Goal of the exercise:
Reproduce the records. Keep every word exact and include no images.

******************************

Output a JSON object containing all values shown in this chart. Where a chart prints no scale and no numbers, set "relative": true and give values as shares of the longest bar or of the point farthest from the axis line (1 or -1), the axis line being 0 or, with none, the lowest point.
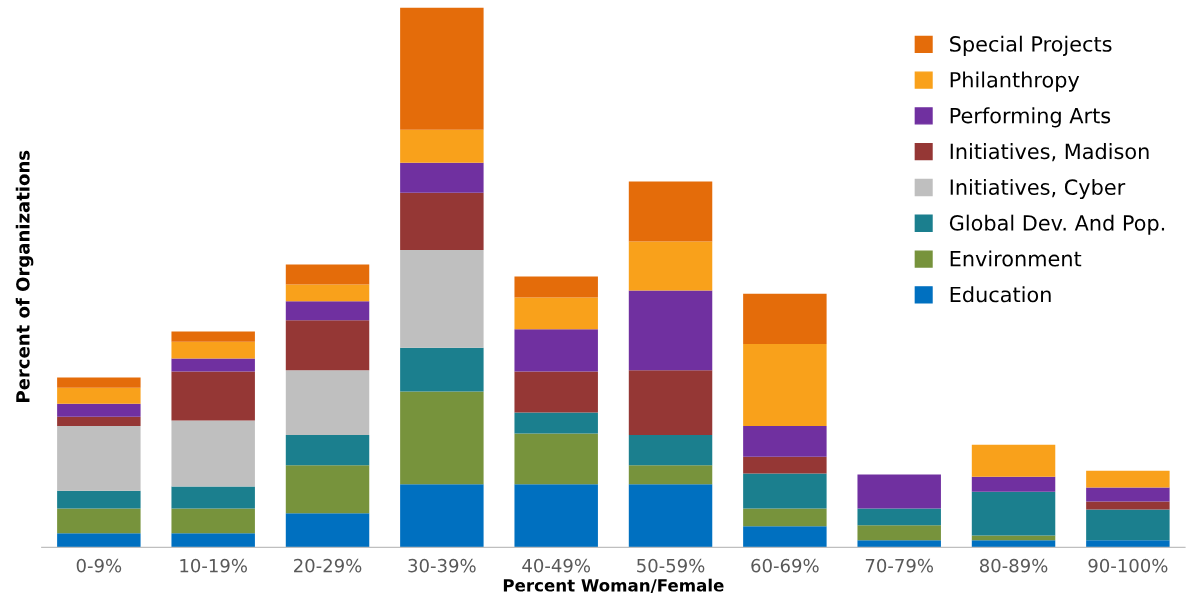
{
  "chart_data": {
    "type": "bar",
    "stacked": true,
    "relative": true,
    "xlabel": "Percent Woman/Female",
    "ylabel": "Percent of Organizations",
    "legend": "top right",
    "grid": false,
    "categories": [
      "0-9%",
      "10-19%",
      "20-29%",
      "30-39%",
      "40-49%",
      "50-59%",
      "60-69%",
      "70-79%",
      "80-89%",
      "90-100%"
    ],
    "series": [
      {
        "name": "Education",
        "color": "#0070c0",
        "values": [
          0.026,
          0.026,
          0.063,
          0.117,
          0.117,
          0.117,
          0.039,
          0.013,
          0.013,
          0.013
        ]
      },
      {
        "name": "Environment",
        "color": "#77933c",
        "values": [
          0.046,
          0.046,
          0.089,
          0.172,
          0.094,
          0.035,
          0.033,
          0.028,
          0.009,
          0
        ]
      },
      {
        "name": "Global Dev. And Pop.",
        "color": "#1b7f8e",
        "values": [
          0.033,
          0.041,
          0.056,
          0.081,
          0.039,
          0.056,
          0.065,
          0.031,
          0.081,
          0.057
        ]
      },
      {
        "name": "Initiatives, Cyber",
        "color": "#bfbfbf",
        "values": [
          0.12,
          0.122,
          0.12,
          0.181,
          0,
          0,
          0,
          0,
          0,
          0
        ]
      },
      {
        "name": "Initiatives, Madison",
        "color": "#953735",
        "values": [
          0.017,
          0.091,
          0.093,
          0.106,
          0.076,
          0.12,
          0.031,
          0,
          0,
          0.015
        ]
      },
      {
        "name": "Performing Arts",
        "color": "#7030a0",
        "values": [
          0.024,
          0.024,
          0.035,
          0.056,
          0.078,
          0.148,
          0.057,
          0.063,
          0.028,
          0.026
        ]
      },
      {
        "name": "Philanthropy",
        "color": "#f9a11b",
        "values": [
          0.03,
          0.031,
          0.031,
          0.061,
          0.059,
          0.091,
          0.152,
          0,
          0.059,
          0.031
        ]
      },
      {
        "name": "Special Projects",
        "color": "#e46c0a",
        "values": [
          0.019,
          0.019,
          0.037,
          0.226,
          0.039,
          0.111,
          0.093,
          0,
          0,
          0
        ]
      }
    ]
  }
}
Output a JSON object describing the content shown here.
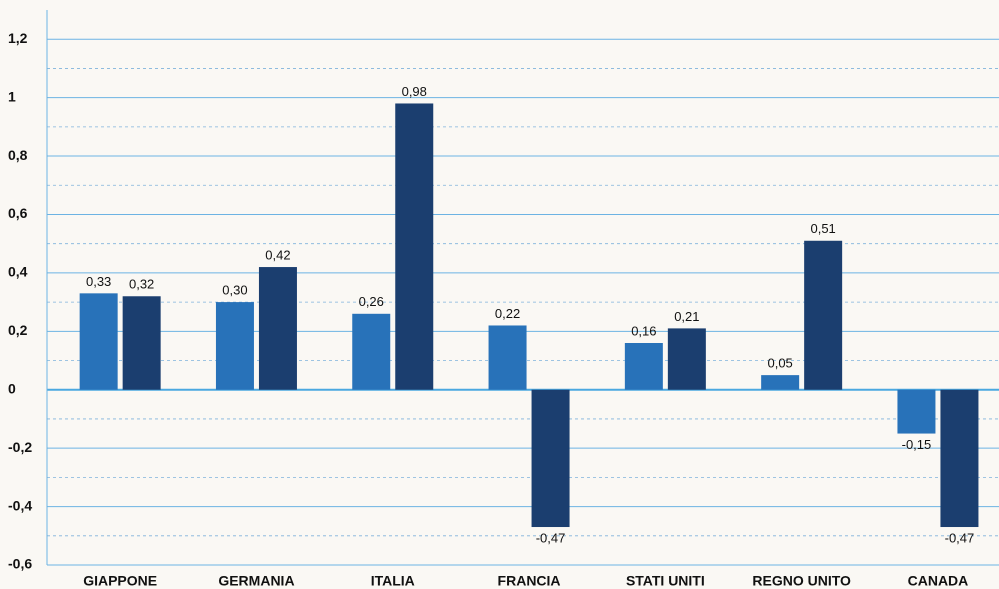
{
  "chart_data": {
    "type": "bar",
    "categories": [
      "GIAPPONE",
      "GERMANIA",
      "ITALIA",
      "FRANCIA",
      "STATI UNITI",
      "REGNO UNITO",
      "CANADA"
    ],
    "series": [
      {
        "color": "#2872b9",
        "values": [
          0.33,
          0.3,
          0.26,
          0.22,
          0.16,
          0.05,
          -0.15
        ],
        "value_labels": [
          "0,33",
          "0,30",
          "0,26",
          "0,22",
          "0,16",
          "0,05",
          "-0,15"
        ]
      },
      {
        "color": "#1b3e6f",
        "values": [
          0.32,
          0.42,
          0.98,
          -0.47,
          0.21,
          0.51,
          -0.47
        ],
        "value_labels": [
          "0,32",
          "0,42",
          "0,98",
          "-0,47",
          "0,21",
          "0,51",
          "-0,47"
        ]
      }
    ],
    "ylim": [
      -0.6,
      1.3
    ],
    "yticks": [
      {
        "value": 1.2,
        "label": "1,2"
      },
      1,
      {
        "value": 0.8,
        "label": "0,8"
      },
      {
        "value": 0.6,
        "label": "0,6"
      },
      {
        "value": 0.4,
        "label": "0,4"
      },
      {
        "value": 0.2,
        "label": "0,2"
      },
      0,
      {
        "value": -0.2,
        "label": "-0,2"
      },
      {
        "value": -0.4,
        "label": "-0,4"
      },
      {
        "value": -0.6,
        "label": "-0,6"
      }
    ],
    "minor_yticks": [
      1.1,
      0.9,
      0.7,
      0.5,
      0.3,
      0.1,
      -0.1,
      -0.3,
      -0.5
    ],
    "grid": true
  }
}
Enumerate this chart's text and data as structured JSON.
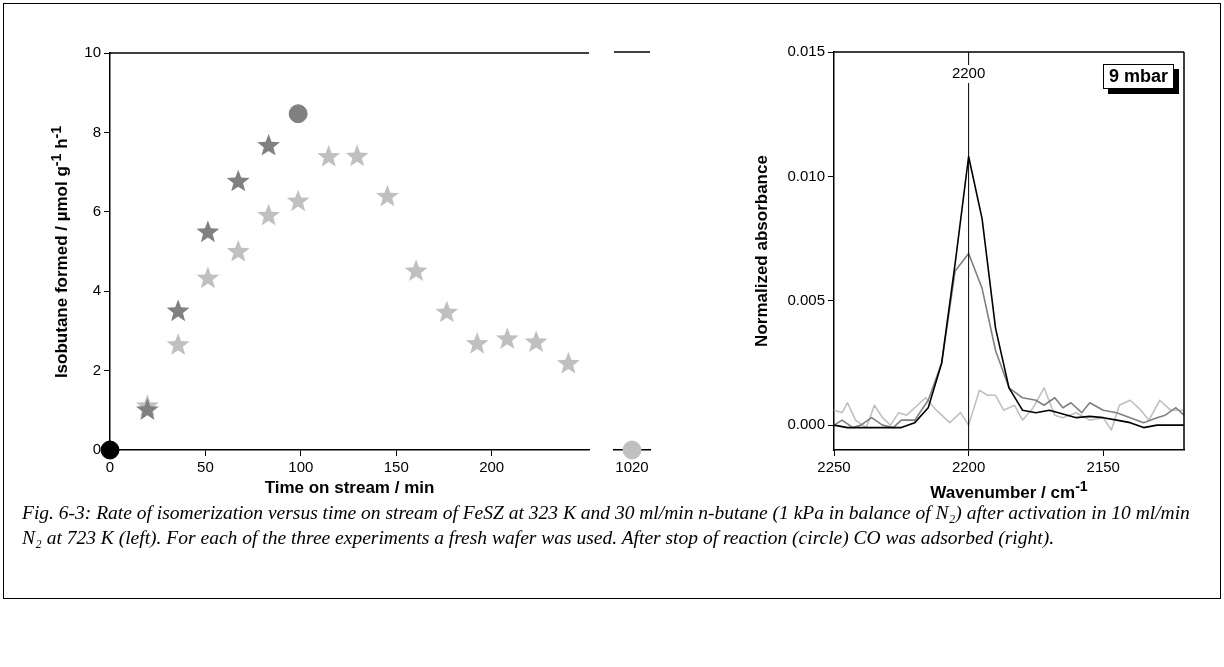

******************************

The response:
Output a JSON object containing all values shown in this chart. Where a chart prints no scale and no numbers, set "relative": true and give values as shares of the longest bar or of the point farthest from the axis line (1 or -1), the axis line being 0 or, with none, the lowest point.
{
  "chart_data": {
    "type": "bar",
    "stacked": true,
    "relative": true,
    "xlabel": "Percent Woman/Female",
    "ylabel": "Percent of Organizations",
    "legend": "top right",
    "grid": false,
    "categories": [
      "0-9%",
      "10-19%",
      "20-29%",
      "30-39%",
      "40-49%",
      "50-59%",
      "60-69%",
      "70-79%",
      "80-89%",
      "90-100%"
    ],
    "series": [
      {
        "name": "Education",
        "color": "#0070c0",
        "values": [
          0.026,
          0.026,
          0.063,
          0.117,
          0.117,
          0.117,
          0.039,
          0.013,
          0.013,
          0.013
        ]
      },
      {
        "name": "Environment",
        "color": "#77933c",
        "values": [
          0.046,
          0.046,
          0.089,
          0.172,
          0.094,
          0.035,
          0.033,
          0.028,
          0.009,
          0
        ]
      },
      {
        "name": "Global Dev. And Pop.",
        "color": "#1b7f8e",
        "values": [
          0.033,
          0.041,
          0.056,
          0.081,
          0.039,
          0.056,
          0.065,
          0.031,
          0.081,
          0.057
        ]
      },
      {
        "name": "Initiatives, Cyber",
        "color": "#bfbfbf",
        "values": [
          0.12,
          0.122,
          0.12,
          0.181,
          0,
          0,
          0,
          0,
          0,
          0
        ]
      },
      {
        "name": "Initiatives, Madison",
        "color": "#953735",
        "values": [
          0.017,
          0.091,
          0.093,
          0.106,
          0.076,
          0.12,
          0.031,
          0,
          0,
          0.015
        ]
      },
      {
        "name": "Performing Arts",
        "color": "#7030a0",
        "values": [
          0.024,
          0.024,
          0.035,
          0.056,
          0.078,
          0.148,
          0.057,
          0.063,
          0.028,
          0.026
        ]
      },
      {
        "name": "Philanthropy",
        "color": "#f9a11b",
        "values": [
          0.03,
          0.031,
          0.031,
          0.061,
          0.059,
          0.091,
          0.152,
          0,
          0.059,
          0.031
        ]
      },
      {
        "name": "Special Projects",
        "color": "#e46c0a",
        "values": [
          0.019,
          0.019,
          0.037,
          0.226,
          0.039,
          0.111,
          0.093,
          0,
          0,
          0
        ]
      }
    ]
  }
}
Output a JSON object describing the content shown here.
{
  "chart_data": {
    "type": "bar",
    "categories": [
      "GIAPPONE",
      "GERMANIA",
      "ITALIA",
      "FRANCIA",
      "STATI UNITI",
      "REGNO UNITO",
      "CANADA"
    ],
    "series": [
      {
        "color": "#2872b9",
        "values": [
          0.33,
          0.3,
          0.26,
          0.22,
          0.16,
          0.05,
          -0.15
        ],
        "value_labels": [
          "0,33",
          "0,30",
          "0,26",
          "0,22",
          "0,16",
          "0,05",
          "-0,15"
        ]
      },
      {
        "color": "#1b3e6f",
        "values": [
          0.32,
          0.42,
          0.98,
          -0.47,
          0.21,
          0.51,
          -0.47
        ],
        "value_labels": [
          "0,32",
          "0,42",
          "0,98",
          "-0,47",
          "0,21",
          "0,51",
          "-0,47"
        ]
      }
    ],
    "ylim": [
      -0.6,
      1.3
    ],
    "yticks": [
      {
        "value": 1.2,
        "label": "1,2"
      },
      1,
      {
        "value": 0.8,
        "label": "0,8"
      },
      {
        "value": 0.6,
        "label": "0,6"
      },
      {
        "value": 0.4,
        "label": "0,4"
      },
      {
        "value": 0.2,
        "label": "0,2"
      },
      0,
      {
        "value": -0.2,
        "label": "-0,2"
      },
      {
        "value": -0.4,
        "label": "-0,4"
      },
      {
        "value": -0.6,
        "label": "-0,6"
      }
    ],
    "minor_yticks": [
      1.1,
      0.9,
      0.7,
      0.5,
      0.3,
      0.1,
      -0.1,
      -0.3,
      -0.5
    ],
    "grid": true
  }
}
Enumerate this chart's text and data as structured JSON.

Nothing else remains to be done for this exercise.